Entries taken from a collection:
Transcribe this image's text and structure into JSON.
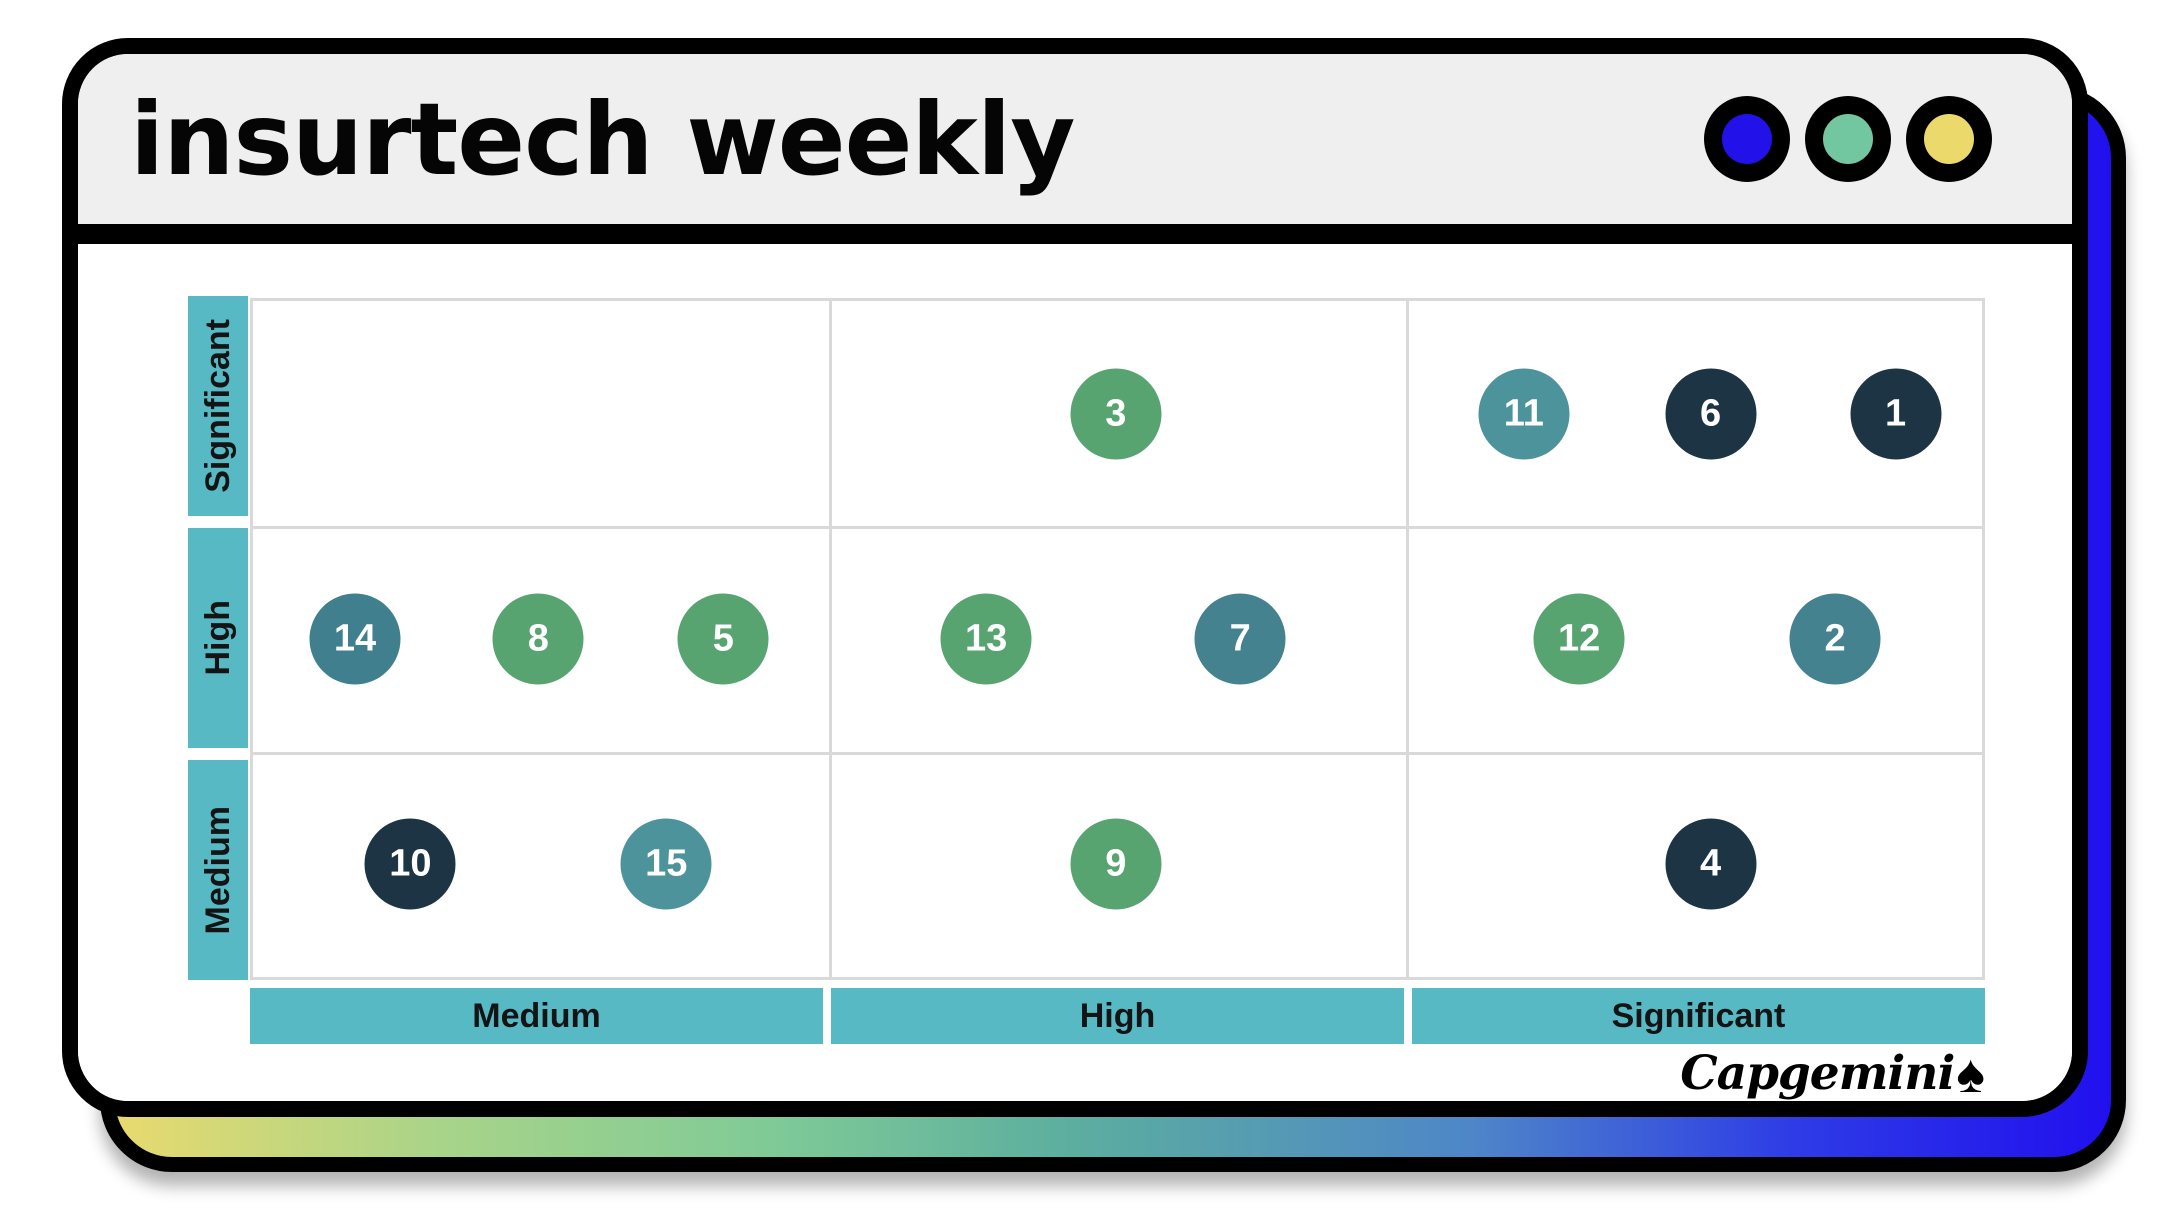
{
  "window": {
    "title": "insurtech weekly",
    "titlebar_color": "#efefef",
    "border_color": "#000000",
    "buttons": [
      {
        "name": "blue-button",
        "color": "#2211e8"
      },
      {
        "name": "green-button",
        "color": "#72c6a0"
      },
      {
        "name": "yellow-button",
        "color": "#ecd96c"
      }
    ],
    "shadow_gradient": [
      "#e8da6e",
      "#7fca97",
      "#4e86c8",
      "#2110ee"
    ]
  },
  "chart_data": {
    "type": "scatter",
    "x_categories": [
      "Medium",
      "High",
      "Significant"
    ],
    "y_categories_top_to_bottom": [
      "Significant",
      "High",
      "Medium"
    ],
    "axis_bar_color": "#56b9c4",
    "grid_color": "#d9d9d9",
    "legend": "none",
    "point_colors": {
      "green": "#57a471",
      "teal": "#43828e",
      "teal_light": "#4d939c",
      "dark": "#1d3444"
    },
    "points": [
      {
        "id": 3,
        "row": "Significant",
        "col": "High",
        "fx": 0.499,
        "color": "#57a471"
      },
      {
        "id": 11,
        "row": "Significant",
        "col": "Significant",
        "fx": 0.735,
        "color": "#4d939c"
      },
      {
        "id": 6,
        "row": "Significant",
        "col": "Significant",
        "fx": 0.843,
        "color": "#1d3444"
      },
      {
        "id": 1,
        "row": "Significant",
        "col": "Significant",
        "fx": 0.95,
        "color": "#1d3444"
      },
      {
        "id": 14,
        "row": "High",
        "col": "Medium",
        "fx": 0.059,
        "color": "#3f7f8e"
      },
      {
        "id": 8,
        "row": "High",
        "col": "Medium",
        "fx": 0.165,
        "color": "#57a471"
      },
      {
        "id": 5,
        "row": "High",
        "col": "Medium",
        "fx": 0.272,
        "color": "#57a471"
      },
      {
        "id": 13,
        "row": "High",
        "col": "High",
        "fx": 0.424,
        "color": "#57a471"
      },
      {
        "id": 7,
        "row": "High",
        "col": "High",
        "fx": 0.571,
        "color": "#43828e"
      },
      {
        "id": 12,
        "row": "High",
        "col": "Significant",
        "fx": 0.767,
        "color": "#57a471"
      },
      {
        "id": 2,
        "row": "High",
        "col": "Significant",
        "fx": 0.915,
        "color": "#43828e"
      },
      {
        "id": 10,
        "row": "Medium",
        "col": "Medium",
        "fx": 0.091,
        "color": "#1d3444"
      },
      {
        "id": 15,
        "row": "Medium",
        "col": "Medium",
        "fx": 0.239,
        "color": "#4d939c"
      },
      {
        "id": 9,
        "row": "Medium",
        "col": "High",
        "fx": 0.499,
        "color": "#57a471"
      },
      {
        "id": 4,
        "row": "Medium",
        "col": "Significant",
        "fx": 0.843,
        "color": "#1d3444"
      }
    ]
  },
  "branding": {
    "logo_text": "Capgemini",
    "logo_symbol": "♠"
  }
}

→ TASK TO CARRY OUT
The records shown above are to be repeated exactly, with the pictures left out.

→ WRITTEN SOLUTION
Transcribe this image's text and structure into JSON.
{
  "window": {
    "title": "insurtech weekly",
    "titlebar_color": "#efefef",
    "border_color": "#000000",
    "buttons": [
      {
        "name": "blue-button",
        "color": "#2211e8"
      },
      {
        "name": "green-button",
        "color": "#72c6a0"
      },
      {
        "name": "yellow-button",
        "color": "#ecd96c"
      }
    ],
    "shadow_gradient": [
      "#e8da6e",
      "#7fca97",
      "#4e86c8",
      "#2110ee"
    ]
  },
  "chart_data": {
    "type": "scatter",
    "x_categories": [
      "Medium",
      "High",
      "Significant"
    ],
    "y_categories_top_to_bottom": [
      "Significant",
      "High",
      "Medium"
    ],
    "axis_bar_color": "#56b9c4",
    "grid_color": "#d9d9d9",
    "legend": "none",
    "point_colors": {
      "green": "#57a471",
      "teal": "#43828e",
      "teal_light": "#4d939c",
      "dark": "#1d3444"
    },
    "points": [
      {
        "id": 3,
        "row": "Significant",
        "col": "High",
        "fx": 0.499,
        "color": "#57a471"
      },
      {
        "id": 11,
        "row": "Significant",
        "col": "Significant",
        "fx": 0.735,
        "color": "#4d939c"
      },
      {
        "id": 6,
        "row": "Significant",
        "col": "Significant",
        "fx": 0.843,
        "color": "#1d3444"
      },
      {
        "id": 1,
        "row": "Significant",
        "col": "Significant",
        "fx": 0.95,
        "color": "#1d3444"
      },
      {
        "id": 14,
        "row": "High",
        "col": "Medium",
        "fx": 0.059,
        "color": "#3f7f8e"
      },
      {
        "id": 8,
        "row": "High",
        "col": "Medium",
        "fx": 0.165,
        "color": "#57a471"
      },
      {
        "id": 5,
        "row": "High",
        "col": "Medium",
        "fx": 0.272,
        "color": "#57a471"
      },
      {
        "id": 13,
        "row": "High",
        "col": "High",
        "fx": 0.424,
        "color": "#57a471"
      },
      {
        "id": 7,
        "row": "High",
        "col": "High",
        "fx": 0.571,
        "color": "#43828e"
      },
      {
        "id": 12,
        "row": "High",
        "col": "Significant",
        "fx": 0.767,
        "color": "#57a471"
      },
      {
        "id": 2,
        "row": "High",
        "col": "Significant",
        "fx": 0.915,
        "color": "#43828e"
      },
      {
        "id": 10,
        "row": "Medium",
        "col": "Medium",
        "fx": 0.091,
        "color": "#1d3444"
      },
      {
        "id": 15,
        "row": "Medium",
        "col": "Medium",
        "fx": 0.239,
        "color": "#4d939c"
      },
      {
        "id": 9,
        "row": "Medium",
        "col": "High",
        "fx": 0.499,
        "color": "#57a471"
      },
      {
        "id": 4,
        "row": "Medium",
        "col": "Significant",
        "fx": 0.843,
        "color": "#1d3444"
      }
    ]
  },
  "branding": {
    "logo_text": "Capgemini",
    "logo_symbol": "♠"
  }
}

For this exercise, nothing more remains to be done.